Written problem
Write each line exactly, from the line that holds "What does this" through the final line of the material, and no other line.

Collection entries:
------------------------------------------------

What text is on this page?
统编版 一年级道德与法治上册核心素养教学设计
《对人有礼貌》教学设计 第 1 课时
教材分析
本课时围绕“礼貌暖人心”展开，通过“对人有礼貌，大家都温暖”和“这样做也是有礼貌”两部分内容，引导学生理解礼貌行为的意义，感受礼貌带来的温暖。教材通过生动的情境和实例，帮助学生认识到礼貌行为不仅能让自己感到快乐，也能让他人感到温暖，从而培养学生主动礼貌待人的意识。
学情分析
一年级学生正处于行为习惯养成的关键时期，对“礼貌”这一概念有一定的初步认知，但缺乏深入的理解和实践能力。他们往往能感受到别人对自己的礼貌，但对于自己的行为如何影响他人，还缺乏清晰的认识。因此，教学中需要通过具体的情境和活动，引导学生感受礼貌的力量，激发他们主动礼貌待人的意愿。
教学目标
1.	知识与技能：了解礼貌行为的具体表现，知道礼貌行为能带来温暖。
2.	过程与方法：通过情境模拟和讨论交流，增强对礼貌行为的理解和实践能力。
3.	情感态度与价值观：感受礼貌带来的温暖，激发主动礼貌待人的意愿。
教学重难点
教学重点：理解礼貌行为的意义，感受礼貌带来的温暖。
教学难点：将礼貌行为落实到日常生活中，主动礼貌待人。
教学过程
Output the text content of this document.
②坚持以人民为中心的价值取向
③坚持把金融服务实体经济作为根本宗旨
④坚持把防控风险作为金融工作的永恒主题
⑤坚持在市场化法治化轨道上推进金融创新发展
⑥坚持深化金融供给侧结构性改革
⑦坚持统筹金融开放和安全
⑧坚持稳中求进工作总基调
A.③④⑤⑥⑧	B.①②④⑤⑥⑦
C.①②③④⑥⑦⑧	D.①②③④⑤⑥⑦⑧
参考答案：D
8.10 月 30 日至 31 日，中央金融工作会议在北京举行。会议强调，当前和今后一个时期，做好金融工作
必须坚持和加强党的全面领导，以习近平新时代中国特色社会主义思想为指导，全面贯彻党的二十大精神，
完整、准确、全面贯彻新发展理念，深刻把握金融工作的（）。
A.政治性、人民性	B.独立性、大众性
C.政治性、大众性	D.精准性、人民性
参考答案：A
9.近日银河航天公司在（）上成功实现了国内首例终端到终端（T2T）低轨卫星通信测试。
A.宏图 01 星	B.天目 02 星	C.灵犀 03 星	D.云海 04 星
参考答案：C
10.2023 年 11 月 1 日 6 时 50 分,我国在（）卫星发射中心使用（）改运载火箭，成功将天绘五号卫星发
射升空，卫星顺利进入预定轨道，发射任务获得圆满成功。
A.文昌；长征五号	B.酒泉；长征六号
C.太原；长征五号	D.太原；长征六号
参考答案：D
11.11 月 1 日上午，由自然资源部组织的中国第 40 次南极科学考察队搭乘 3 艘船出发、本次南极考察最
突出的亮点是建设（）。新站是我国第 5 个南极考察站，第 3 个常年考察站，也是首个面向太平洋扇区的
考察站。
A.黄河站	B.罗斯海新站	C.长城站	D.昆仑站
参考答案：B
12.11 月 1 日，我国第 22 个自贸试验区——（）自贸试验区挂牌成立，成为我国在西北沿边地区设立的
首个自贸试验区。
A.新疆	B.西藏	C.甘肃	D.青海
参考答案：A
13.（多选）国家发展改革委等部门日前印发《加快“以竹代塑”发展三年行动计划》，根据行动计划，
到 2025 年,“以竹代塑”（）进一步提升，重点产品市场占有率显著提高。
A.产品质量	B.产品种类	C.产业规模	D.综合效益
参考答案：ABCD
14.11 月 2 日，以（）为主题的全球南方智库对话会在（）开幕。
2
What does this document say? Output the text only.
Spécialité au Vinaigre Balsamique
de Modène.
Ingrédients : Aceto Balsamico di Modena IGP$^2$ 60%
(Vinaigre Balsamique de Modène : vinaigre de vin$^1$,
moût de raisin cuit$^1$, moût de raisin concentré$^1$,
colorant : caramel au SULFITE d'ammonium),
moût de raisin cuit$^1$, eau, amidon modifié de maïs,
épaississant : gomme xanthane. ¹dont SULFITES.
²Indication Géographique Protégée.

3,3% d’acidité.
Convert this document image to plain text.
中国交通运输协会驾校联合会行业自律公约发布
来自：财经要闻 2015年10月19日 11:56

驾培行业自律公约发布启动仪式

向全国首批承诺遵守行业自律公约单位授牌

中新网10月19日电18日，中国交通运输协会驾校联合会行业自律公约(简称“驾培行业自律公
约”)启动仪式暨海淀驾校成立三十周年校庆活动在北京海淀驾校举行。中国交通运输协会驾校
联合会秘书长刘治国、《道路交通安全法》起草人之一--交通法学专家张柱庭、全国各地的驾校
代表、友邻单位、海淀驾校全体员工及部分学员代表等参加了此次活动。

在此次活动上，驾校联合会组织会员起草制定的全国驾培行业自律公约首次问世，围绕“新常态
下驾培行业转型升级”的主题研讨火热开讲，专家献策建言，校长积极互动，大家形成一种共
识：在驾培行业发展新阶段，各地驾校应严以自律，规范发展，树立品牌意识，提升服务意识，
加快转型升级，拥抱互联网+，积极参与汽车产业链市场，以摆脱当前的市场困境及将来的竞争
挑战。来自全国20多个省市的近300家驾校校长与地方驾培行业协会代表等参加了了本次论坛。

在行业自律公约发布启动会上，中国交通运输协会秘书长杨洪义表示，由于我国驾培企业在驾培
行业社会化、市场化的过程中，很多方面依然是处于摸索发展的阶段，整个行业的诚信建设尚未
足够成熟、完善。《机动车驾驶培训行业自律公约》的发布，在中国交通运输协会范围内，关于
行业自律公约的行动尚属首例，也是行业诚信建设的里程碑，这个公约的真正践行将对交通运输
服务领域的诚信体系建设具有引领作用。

------------------------------------------------

Task result
What does this document say? Output the text only.
Spécialité au Vinaigre Balsamique
de Modène.
Ingrédients : Aceto Balsamico di Modena IGP$^2$ 60%
(Vinaigre Balsamique de Modène : vinaigre de vin$^1$,
moût de raisin cuit$^1$, moût de raisin concentré$^1$,
colorant : caramel au SULFITE d'ammonium),
moût de raisin cuit$^1$, eau, amidon modifié de maïs,
épaississant : gomme xanthane. ¹dont SULFITES.
²Indication Géographique Protégée.

3,3% d’acidité.
Convert this document image to plain text.
中国交通运输协会驾校联合会行业自律公约发布
来自：财经要闻 2015年10月19日 11:56

驾培行业自律公约发布启动仪式

向全国首批承诺遵守行业自律公约单位授牌

中新网10月19日电18日，中国交通运输协会驾校联合会行业自律公约(简称“驾培行业自律公
约”)启动仪式暨海淀驾校成立三十周年校庆活动在北京海淀驾校举行。中国交通运输协会驾校
联合会秘书长刘治国、《道路交通安全法》起草人之一--交通法学专家张柱庭、全国各地的驾校
代表、友邻单位、海淀驾校全体员工及部分学员代表等参加了此次活动。

在此次活动上，驾校联合会组织会员起草制定的全国驾培行业自律公约首次问世，围绕“新常态
下驾培行业转型升级”的主题研讨火热开讲，专家献策建言，校长积极互动，大家形成一种共
识：在驾培行业发展新阶段，各地驾校应严以自律，规范发展，树立品牌意识，提升服务意识，
加快转型升级，拥抱互联网+，积极参与汽车产业链市场，以摆脱当前的市场困境及将来的竞争
挑战。来自全国20多个省市的近300家驾校校长与地方驾培行业协会代表等参加了了本次论坛。

在行业自律公约发布启动会上，中国交通运输协会秘书长杨洪义表示，由于我国驾培企业在驾培
行业社会化、市场化的过程中，很多方面依然是处于摸索发展的阶段，整个行业的诚信建设尚未
足够成熟、完善。《机动车驾驶培训行业自律公约》的发布，在中国交通运输协会范围内，关于
行业自律公约的行动尚属首例，也是行业诚信建设的里程碑，这个公约的真正践行将对交通运输
服务领域的诚信体系建设具有引领作用。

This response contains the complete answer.